_Task_
Return every line in the records that contains the word "elements", copying each line in full. Case counts.

** BEGIN **

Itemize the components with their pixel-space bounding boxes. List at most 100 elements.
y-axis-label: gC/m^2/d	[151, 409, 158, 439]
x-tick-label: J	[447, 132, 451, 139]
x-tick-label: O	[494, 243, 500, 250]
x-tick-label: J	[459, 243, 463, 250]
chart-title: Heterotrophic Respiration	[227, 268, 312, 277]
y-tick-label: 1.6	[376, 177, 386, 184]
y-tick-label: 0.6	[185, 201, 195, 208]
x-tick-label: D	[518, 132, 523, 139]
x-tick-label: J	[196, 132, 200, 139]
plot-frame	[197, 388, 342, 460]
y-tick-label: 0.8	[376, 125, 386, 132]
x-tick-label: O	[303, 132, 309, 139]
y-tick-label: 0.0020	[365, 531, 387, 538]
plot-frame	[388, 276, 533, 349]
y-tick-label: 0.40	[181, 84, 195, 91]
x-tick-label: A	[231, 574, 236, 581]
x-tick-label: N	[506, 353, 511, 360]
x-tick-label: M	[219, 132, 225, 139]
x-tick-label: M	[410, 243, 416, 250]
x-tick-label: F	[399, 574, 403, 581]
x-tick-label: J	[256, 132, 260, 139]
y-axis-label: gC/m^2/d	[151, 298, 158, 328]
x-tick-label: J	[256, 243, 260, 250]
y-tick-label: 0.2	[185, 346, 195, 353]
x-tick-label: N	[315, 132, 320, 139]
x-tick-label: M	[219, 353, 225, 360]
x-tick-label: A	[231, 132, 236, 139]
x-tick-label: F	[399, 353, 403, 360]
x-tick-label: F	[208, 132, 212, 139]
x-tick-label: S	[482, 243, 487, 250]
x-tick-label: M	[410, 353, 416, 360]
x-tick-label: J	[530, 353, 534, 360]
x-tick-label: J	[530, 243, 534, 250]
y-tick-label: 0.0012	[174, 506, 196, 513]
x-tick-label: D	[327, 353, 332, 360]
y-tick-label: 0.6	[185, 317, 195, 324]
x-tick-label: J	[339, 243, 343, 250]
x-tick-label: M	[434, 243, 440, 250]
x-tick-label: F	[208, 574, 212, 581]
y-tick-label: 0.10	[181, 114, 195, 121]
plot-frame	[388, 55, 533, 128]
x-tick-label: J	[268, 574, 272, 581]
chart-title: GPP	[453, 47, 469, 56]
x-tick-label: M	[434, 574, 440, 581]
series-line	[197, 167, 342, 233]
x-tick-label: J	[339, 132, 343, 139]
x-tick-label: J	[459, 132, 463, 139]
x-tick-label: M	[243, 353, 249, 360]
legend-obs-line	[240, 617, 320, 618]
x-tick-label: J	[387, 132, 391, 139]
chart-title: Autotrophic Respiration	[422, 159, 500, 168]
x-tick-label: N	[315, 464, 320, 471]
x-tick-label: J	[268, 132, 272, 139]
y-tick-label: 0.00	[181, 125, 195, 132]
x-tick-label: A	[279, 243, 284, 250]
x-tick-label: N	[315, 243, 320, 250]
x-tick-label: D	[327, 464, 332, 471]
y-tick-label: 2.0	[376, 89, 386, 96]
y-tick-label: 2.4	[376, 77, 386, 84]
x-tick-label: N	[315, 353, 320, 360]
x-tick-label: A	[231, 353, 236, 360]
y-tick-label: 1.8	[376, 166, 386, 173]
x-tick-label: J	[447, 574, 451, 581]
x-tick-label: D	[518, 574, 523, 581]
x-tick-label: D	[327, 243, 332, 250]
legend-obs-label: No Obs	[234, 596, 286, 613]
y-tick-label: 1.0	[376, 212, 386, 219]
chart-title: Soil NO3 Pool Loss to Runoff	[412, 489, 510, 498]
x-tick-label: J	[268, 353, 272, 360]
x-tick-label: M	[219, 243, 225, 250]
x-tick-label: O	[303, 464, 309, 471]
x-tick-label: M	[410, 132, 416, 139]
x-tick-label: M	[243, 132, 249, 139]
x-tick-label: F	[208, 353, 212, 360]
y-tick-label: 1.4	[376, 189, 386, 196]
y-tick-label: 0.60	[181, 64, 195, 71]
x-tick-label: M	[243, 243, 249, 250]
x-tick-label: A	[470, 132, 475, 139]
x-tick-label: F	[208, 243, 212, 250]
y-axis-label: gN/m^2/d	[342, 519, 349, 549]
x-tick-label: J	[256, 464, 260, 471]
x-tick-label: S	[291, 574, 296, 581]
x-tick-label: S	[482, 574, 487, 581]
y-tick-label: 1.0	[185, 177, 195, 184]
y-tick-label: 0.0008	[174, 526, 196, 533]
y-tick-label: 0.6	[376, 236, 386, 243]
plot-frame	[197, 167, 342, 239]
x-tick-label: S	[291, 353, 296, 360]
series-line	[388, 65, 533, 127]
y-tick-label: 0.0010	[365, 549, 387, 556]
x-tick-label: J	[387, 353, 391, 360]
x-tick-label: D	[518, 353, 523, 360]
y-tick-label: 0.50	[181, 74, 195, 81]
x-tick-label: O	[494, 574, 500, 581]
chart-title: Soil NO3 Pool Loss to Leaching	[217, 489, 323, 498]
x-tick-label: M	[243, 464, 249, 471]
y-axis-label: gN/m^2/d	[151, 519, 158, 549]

** END **
** BEGIN **

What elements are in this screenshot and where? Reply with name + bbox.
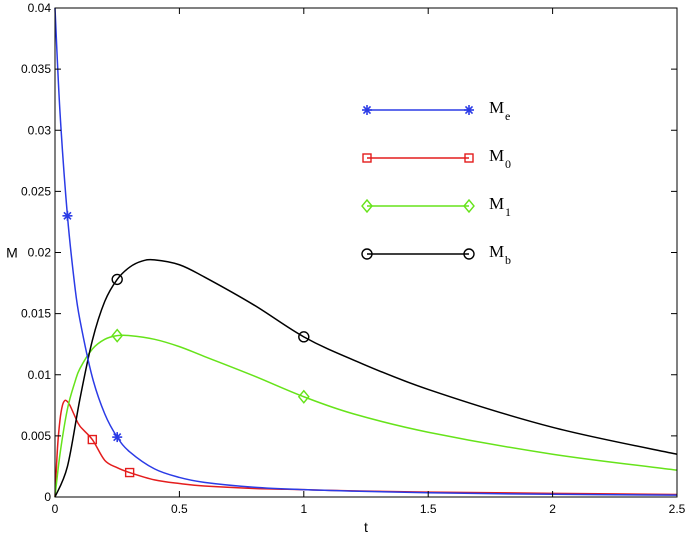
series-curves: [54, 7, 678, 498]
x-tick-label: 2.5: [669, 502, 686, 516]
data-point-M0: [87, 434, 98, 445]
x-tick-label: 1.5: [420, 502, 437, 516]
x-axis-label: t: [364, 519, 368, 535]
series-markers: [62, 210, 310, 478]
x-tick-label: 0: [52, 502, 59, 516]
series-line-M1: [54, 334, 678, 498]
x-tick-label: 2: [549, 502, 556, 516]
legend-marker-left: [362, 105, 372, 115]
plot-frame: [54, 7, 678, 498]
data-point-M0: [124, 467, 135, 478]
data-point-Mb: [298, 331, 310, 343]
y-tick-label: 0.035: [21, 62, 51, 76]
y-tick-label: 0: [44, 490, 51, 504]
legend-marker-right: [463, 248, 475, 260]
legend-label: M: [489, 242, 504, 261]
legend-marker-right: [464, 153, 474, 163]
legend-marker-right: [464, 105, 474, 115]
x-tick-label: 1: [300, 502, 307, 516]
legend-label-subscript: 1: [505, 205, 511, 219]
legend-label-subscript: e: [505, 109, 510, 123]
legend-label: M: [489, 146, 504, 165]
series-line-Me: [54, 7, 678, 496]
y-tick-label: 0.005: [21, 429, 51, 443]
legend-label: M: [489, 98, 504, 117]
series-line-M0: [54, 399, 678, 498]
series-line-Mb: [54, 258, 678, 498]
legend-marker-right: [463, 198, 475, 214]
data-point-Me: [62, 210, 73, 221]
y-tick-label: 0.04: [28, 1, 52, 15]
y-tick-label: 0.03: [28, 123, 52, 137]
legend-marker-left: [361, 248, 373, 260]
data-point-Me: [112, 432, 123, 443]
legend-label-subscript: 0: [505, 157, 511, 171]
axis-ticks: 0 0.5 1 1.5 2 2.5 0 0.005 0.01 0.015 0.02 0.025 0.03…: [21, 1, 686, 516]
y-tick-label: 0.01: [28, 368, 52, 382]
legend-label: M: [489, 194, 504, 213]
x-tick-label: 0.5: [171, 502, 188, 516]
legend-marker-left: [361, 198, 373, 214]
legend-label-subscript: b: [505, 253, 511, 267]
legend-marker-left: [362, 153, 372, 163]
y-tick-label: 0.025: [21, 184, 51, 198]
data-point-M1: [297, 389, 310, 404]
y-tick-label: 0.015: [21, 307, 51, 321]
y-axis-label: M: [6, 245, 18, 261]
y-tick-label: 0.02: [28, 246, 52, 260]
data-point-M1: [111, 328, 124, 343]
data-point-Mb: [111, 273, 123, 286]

** END **

_Answer to the exercise_
Itemize the components with their pixel-space bounding boxes. List at most 100 elements.
What elements are in this screenshot and where? Reply with name + bbox.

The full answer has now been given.